**Written problem:**
Going through the material below, please gather all lines with the word "frightened" in them.

————————

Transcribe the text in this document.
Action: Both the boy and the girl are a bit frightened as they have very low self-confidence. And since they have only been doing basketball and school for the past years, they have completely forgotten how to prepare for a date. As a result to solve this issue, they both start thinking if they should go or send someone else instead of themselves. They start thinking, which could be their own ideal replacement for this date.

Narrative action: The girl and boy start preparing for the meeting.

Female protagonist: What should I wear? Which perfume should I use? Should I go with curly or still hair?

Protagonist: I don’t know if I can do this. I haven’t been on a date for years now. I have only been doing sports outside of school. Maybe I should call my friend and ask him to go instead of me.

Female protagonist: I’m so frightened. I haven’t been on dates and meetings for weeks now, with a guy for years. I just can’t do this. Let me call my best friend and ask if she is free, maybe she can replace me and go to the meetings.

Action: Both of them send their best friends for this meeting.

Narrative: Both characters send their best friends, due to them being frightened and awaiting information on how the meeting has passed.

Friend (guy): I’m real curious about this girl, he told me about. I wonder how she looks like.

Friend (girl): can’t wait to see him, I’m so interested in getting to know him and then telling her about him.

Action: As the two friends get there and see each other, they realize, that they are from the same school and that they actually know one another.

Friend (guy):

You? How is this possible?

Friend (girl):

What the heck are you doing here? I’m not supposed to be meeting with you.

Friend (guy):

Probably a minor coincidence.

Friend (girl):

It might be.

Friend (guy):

————————

**Response to the exercise:**
Action: Both the boy and the girl are a bit frightened as they have very low self-confidence. And since they have only been doing basketball and school for the past years, they have completely forgotten how to prepare for a date. As a result to solve this issue, they both start thinking if they should go or send someone else instead of themselves. They start thinking, which could be their own ideal replacement for this date.
Female protagonist: I’m so frightened. I haven’t been on dates and meetings for weeks now, with a guy for years. I just can’t do this. Let me call my best friend and ask if she is free, maybe she can replace me and go to the meetings.
Narrative: Both characters send their best friends, due to them being frightened and awaiting information on how the meeting has passed.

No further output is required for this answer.